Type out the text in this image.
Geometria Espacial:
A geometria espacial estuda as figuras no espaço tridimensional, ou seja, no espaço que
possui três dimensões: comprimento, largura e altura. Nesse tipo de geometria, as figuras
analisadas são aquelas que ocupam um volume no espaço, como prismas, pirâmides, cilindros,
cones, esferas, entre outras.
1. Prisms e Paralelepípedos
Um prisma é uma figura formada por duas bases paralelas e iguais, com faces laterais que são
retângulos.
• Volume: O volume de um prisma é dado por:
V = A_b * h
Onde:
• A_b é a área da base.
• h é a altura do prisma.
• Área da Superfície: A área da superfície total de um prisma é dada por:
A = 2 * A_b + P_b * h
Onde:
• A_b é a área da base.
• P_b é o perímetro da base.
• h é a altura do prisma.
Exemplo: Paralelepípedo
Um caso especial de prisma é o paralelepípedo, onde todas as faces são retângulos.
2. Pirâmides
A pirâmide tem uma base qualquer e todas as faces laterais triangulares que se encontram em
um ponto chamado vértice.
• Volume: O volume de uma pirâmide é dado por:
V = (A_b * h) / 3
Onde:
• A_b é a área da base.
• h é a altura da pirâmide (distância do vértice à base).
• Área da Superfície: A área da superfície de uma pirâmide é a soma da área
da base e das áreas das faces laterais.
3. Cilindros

Problem details: Keep only those lines of the records that hold "altura", and return them.

The answer:
possui três dimensões: comprimento, largura e altura. Nesse tipo de geometria, as figuras
• h é a altura do prisma.
• h é a altura do prisma.
• h é a altura da pirâmide (distância do vértice à base).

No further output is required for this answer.